▼
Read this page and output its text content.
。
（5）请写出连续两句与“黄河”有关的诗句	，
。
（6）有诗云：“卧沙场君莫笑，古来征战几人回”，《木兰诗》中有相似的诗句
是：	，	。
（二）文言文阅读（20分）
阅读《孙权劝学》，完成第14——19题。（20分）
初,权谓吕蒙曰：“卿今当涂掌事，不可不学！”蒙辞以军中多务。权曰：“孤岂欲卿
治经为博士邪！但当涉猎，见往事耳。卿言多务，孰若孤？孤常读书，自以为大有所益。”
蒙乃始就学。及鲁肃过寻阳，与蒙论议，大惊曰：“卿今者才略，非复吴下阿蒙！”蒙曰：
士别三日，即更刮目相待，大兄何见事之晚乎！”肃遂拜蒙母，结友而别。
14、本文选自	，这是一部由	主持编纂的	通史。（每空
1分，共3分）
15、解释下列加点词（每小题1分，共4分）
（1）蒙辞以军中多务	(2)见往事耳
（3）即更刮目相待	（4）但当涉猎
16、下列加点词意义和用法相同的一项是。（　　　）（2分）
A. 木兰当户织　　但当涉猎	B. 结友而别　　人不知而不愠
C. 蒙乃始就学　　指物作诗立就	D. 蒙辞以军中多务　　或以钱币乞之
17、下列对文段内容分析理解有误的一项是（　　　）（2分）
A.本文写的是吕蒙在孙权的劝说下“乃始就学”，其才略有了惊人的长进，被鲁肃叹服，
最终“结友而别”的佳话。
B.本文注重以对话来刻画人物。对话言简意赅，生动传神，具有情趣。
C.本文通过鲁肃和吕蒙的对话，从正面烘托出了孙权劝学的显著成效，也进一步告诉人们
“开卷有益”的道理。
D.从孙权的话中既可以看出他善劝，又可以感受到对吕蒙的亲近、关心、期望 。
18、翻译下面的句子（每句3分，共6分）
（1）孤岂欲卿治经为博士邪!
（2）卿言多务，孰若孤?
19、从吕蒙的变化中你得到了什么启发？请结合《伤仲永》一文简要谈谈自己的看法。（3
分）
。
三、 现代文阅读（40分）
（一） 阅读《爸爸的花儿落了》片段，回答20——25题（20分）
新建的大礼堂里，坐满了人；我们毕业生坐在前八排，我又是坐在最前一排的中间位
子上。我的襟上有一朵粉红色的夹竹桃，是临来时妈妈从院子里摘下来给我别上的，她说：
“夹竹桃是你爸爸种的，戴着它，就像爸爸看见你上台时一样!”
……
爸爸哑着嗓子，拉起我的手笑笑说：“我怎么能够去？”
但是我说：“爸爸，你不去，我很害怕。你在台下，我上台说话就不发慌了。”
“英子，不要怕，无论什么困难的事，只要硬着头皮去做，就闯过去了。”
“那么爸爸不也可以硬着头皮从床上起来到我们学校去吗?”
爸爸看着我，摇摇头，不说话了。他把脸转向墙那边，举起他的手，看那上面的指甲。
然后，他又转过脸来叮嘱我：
▲
§ Task: Each line in the entries above that includes the string "卿言多务" should be extracted.

§ Expected answer:
治经为博士邪！但当涉猎，见往事耳。卿言多务，孰若孤？孤常读书，自以为大有所益。”
（2）卿言多务，孰若孤?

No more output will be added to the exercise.